**Data supplied**
:::

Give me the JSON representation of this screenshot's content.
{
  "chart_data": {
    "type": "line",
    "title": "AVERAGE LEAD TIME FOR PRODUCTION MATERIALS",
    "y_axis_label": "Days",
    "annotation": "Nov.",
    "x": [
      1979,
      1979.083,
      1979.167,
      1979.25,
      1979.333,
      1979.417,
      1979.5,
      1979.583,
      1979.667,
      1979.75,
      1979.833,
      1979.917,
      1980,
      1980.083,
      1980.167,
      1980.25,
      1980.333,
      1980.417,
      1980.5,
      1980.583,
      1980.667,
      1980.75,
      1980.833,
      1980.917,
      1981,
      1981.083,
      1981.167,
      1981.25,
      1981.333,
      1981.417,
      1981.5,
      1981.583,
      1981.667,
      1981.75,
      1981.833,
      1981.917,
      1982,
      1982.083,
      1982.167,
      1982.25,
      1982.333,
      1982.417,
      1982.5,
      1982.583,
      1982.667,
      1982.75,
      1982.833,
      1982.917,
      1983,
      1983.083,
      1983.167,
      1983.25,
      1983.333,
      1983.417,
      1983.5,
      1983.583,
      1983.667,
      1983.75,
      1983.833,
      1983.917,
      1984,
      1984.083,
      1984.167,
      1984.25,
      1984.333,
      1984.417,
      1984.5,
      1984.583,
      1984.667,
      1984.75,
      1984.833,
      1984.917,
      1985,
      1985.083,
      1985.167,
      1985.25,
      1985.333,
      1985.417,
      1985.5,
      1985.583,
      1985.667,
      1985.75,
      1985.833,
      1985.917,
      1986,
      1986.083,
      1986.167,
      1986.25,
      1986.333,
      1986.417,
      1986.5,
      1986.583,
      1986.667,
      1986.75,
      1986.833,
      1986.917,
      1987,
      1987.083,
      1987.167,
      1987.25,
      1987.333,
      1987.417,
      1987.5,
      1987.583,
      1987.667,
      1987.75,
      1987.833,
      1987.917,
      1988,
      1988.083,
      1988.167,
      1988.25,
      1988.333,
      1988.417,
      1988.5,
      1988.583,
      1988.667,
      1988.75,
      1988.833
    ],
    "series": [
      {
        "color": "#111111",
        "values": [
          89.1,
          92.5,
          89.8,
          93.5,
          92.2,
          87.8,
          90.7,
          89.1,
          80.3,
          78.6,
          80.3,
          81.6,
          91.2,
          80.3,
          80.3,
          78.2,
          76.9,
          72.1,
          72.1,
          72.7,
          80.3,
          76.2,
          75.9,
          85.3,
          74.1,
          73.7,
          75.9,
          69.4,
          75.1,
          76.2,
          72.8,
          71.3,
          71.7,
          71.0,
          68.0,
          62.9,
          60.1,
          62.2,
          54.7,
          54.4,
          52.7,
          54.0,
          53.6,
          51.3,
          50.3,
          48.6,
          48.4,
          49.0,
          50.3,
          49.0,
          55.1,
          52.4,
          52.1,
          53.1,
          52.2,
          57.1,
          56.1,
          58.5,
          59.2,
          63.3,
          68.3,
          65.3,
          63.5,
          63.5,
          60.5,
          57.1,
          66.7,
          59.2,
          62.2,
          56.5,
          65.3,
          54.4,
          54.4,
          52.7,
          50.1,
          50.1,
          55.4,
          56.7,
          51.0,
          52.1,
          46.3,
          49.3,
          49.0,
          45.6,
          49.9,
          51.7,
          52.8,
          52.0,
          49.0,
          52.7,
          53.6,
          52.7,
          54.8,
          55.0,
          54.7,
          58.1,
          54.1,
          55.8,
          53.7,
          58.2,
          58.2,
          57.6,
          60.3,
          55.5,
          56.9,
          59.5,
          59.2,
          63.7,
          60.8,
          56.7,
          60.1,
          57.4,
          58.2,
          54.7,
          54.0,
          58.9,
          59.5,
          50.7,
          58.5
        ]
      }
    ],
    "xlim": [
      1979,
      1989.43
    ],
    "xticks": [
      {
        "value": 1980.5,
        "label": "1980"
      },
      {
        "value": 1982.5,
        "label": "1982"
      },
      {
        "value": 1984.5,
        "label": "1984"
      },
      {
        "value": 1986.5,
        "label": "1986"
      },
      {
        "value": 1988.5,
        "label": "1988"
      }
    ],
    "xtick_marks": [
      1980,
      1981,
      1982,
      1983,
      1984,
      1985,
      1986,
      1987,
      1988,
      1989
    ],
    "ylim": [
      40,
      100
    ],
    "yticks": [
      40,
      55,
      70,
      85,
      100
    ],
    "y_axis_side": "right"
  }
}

:::

**What you have to do**
Output every entry shown above, exactly.

**Result for this exercise**
Give me the JSON representation of this screenshot's content.
{
  "chart_data": {
    "type": "line",
    "title": "AVERAGE LEAD TIME FOR PRODUCTION MATERIALS",
    "y_axis_label": "Days",
    "annotation": "Nov.",
    "x": [
      1979,
      1979.083,
      1979.167,
      1979.25,
      1979.333,
      1979.417,
      1979.5,
      1979.583,
      1979.667,
      1979.75,
      1979.833,
      1979.917,
      1980,
      1980.083,
      1980.167,
      1980.25,
      1980.333,
      1980.417,
      1980.5,
      1980.583,
      1980.667,
      1980.75,
      1980.833,
      1980.917,
      1981,
      1981.083,
      1981.167,
      1981.25,
      1981.333,
      1981.417,
      1981.5,
      1981.583,
      1981.667,
      1981.75,
      1981.833,
      1981.917,
      1982,
      1982.083,
      1982.167,
      1982.25,
      1982.333,
      1982.417,
      1982.5,
      1982.583,
      1982.667,
      1982.75,
      1982.833,
      1982.917,
      1983,
      1983.083,
      1983.167,
      1983.25,
      1983.333,
      1983.417,
      1983.5,
      1983.583,
      1983.667,
      1983.75,
      1983.833,
      1983.917,
      1984,
      1984.083,
      1984.167,
      1984.25,
      1984.333,
      1984.417,
      1984.5,
      1984.583,
      1984.667,
      1984.75,
      1984.833,
      1984.917,
      1985,
      1985.083,
      1985.167,
      1985.25,
      1985.333,
      1985.417,
      1985.5,
      1985.583,
      1985.667,
      1985.75,
      1985.833,
      1985.917,
      1986,
      1986.083,
      1986.167,
      1986.25,
      1986.333,
      1986.417,
      1986.5,
      1986.583,
      1986.667,
      1986.75,
      1986.833,
      1986.917,
      1987,
      1987.083,
      1987.167,
      1987.25,
      1987.333,
      1987.417,
      1987.5,
      1987.583,
      1987.667,
      1987.75,
      1987.833,
      1987.917,
      1988,
      1988.083,
      1988.167,
      1988.25,
      1988.333,
      1988.417,
      1988.5,
      1988.583,
      1988.667,
      1988.75,
      1988.833
    ],
    "series": [
      {
        "color": "#111111",
        "values": [
          89.1,
          92.5,
          89.8,
          93.5,
          92.2,
          87.8,
          90.7,
          89.1,
          80.3,
          78.6,
          80.3,
          81.6,
          91.2,
          80.3,
          80.3,
          78.2,
          76.9,
          72.1,
          72.1,
          72.7,
          80.3,
          76.2,
          75.9,
          85.3,
          74.1,
          73.7,
          75.9,
          69.4,
          75.1,
          76.2,
          72.8,
          71.3,
          71.7,
          71.0,
          68.0,
          62.9,
          60.1,
          62.2,
          54.7,
          54.4,
          52.7,
          54.0,
          53.6,
          51.3,
          50.3,
          48.6,
          48.4,
          49.0,
          50.3,
          49.0,
          55.1,
          52.4,
          52.1,
          53.1,
          52.2,
          57.1,
          56.1,
          58.5,
          59.2,
          63.3,
          68.3,
          65.3,
          63.5,
          63.5,
          60.5,
          57.1,
          66.7,
          59.2,
          62.2,
          56.5,
          65.3,
          54.4,
          54.4,
          52.7,
          50.1,
          50.1,
          55.4,
          56.7,
          51.0,
          52.1,
          46.3,
          49.3,
          49.0,
          45.6,
          49.9,
          51.7,
          52.8,
          52.0,
          49.0,
          52.7,
          53.6,
          52.7,
          54.8,
          55.0,
          54.7,
          58.1,
          54.1,
          55.8,
          53.7,
          58.2,
          58.2,
          57.6,
          60.3,
          55.5,
          56.9,
          59.5,
          59.2,
          63.7,
          60.8,
          56.7,
          60.1,
          57.4,
          58.2,
          54.7,
          54.0,
          58.9,
          59.5,
          50.7,
          58.5
        ]
      }
    ],
    "xlim": [
      1979,
      1989.43
    ],
    "xticks": [
      {
        "value": 1980.5,
        "label": "1980"
      },
      {
        "value": 1982.5,
        "label": "1982"
      },
      {
        "value": 1984.5,
        "label": "1984"
      },
      {
        "value": 1986.5,
        "label": "1986"
      },
      {
        "value": 1988.5,
        "label": "1988"
      }
    ],
    "xtick_marks": [
      1980,
      1981,
      1982,
      1983,
      1984,
      1985,
      1986,
      1987,
      1988,
      1989
    ],
    "ylim": [
      40,
      100
    ],
    "yticks": [
      40,
      55,
      70,
      85,
      100
    ],
    "y_axis_side": "right"
  }
}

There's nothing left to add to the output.